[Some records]

——

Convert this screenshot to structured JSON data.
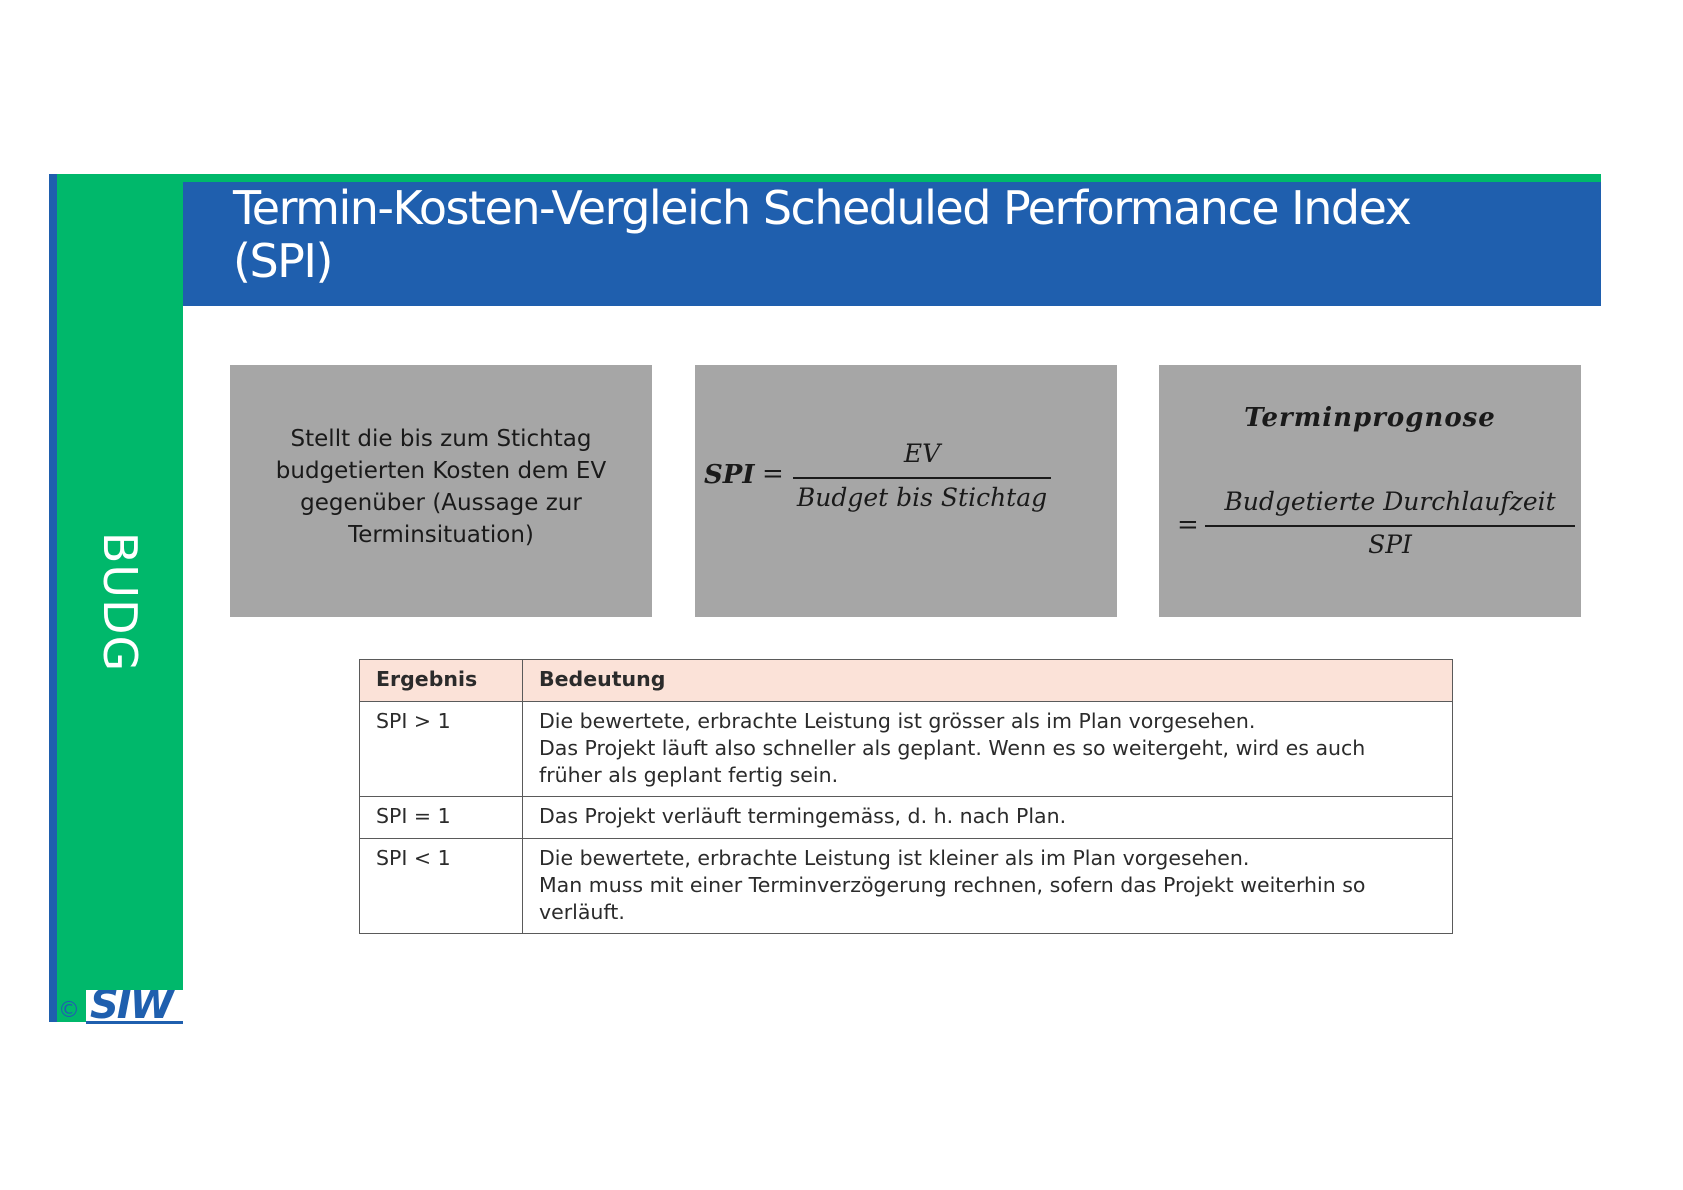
{
  "sidebar": {
    "label": "BUDG",
    "copyright": "©",
    "logo": "SIW"
  },
  "header": {
    "title_line1": "Termin-Kosten-Vergleich Scheduled Performance Index",
    "title_line2": "(SPI)"
  },
  "boxes": {
    "description": {
      "lines": [
        "Stellt die bis zum Stichtag",
        "budgetierten Kosten dem EV",
        "gegenüber (Aussage zur",
        "Terminsituation)"
      ]
    },
    "formula": {
      "lhs": "SPI",
      "equals": "=",
      "numerator": "EV",
      "denominator": "Budget bis Stichtag"
    },
    "forecast": {
      "title": "Terminprognose",
      "equals": "=",
      "numerator": "Budgetierte Durchlaufzeit",
      "denominator": "SPI"
    }
  },
  "table": {
    "headers": [
      "Ergebnis",
      "Bedeutung"
    ],
    "rows": [
      {
        "result": "SPI > 1",
        "meaning": [
          "Die bewertete, erbrachte Leistung ist grösser als im Plan vorgesehen.",
          "Das Projekt läuft also schneller als geplant. Wenn es so weitergeht, wird es auch",
          "früher als geplant fertig sein."
        ]
      },
      {
        "result": "SPI = 1",
        "meaning": [
          "Das Projekt verläuft termingemäss, d. h. nach Plan."
        ]
      },
      {
        "result": "SPI < 1",
        "meaning": [
          "Die bewertete, erbrachte Leistung ist kleiner als im Plan vorgesehen.",
          "Man muss mit einer Terminverzögerung rechnen, sofern das Projekt weiterhin so",
          "verläuft."
        ]
      }
    ]
  },
  "colors": {
    "brand_green": "#00b86b",
    "brand_blue": "#1f5fae",
    "box_gray": "#a6a6a6",
    "table_header_bg": "#fbe2d8"
  }
}
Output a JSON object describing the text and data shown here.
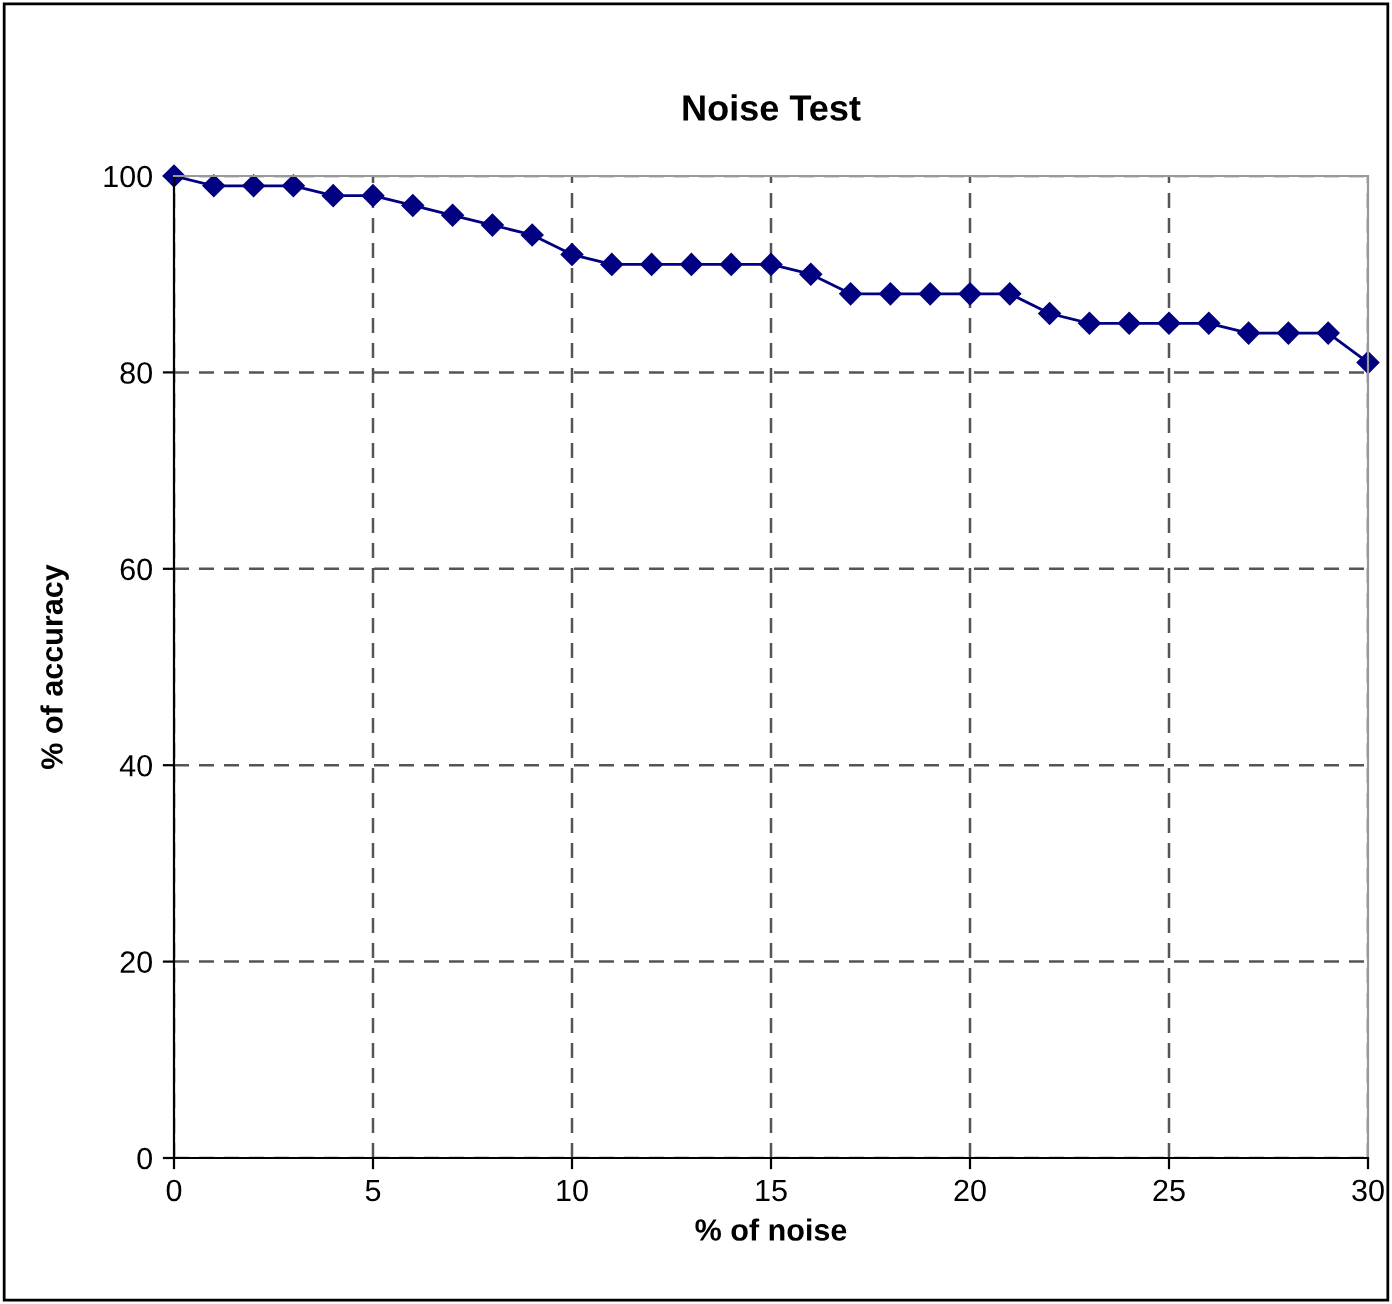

——

- GOAL: Pick out and copy every line that contains the word "vorgesehen".

- SOLUTION TO THIS PROBLEM:
          "Die bewertete, erbrachte Leistung ist grösser als im Plan vorgesehen.",
          "Die bewertete, erbrachte Leistung ist kleiner als im Plan vorgesehen.",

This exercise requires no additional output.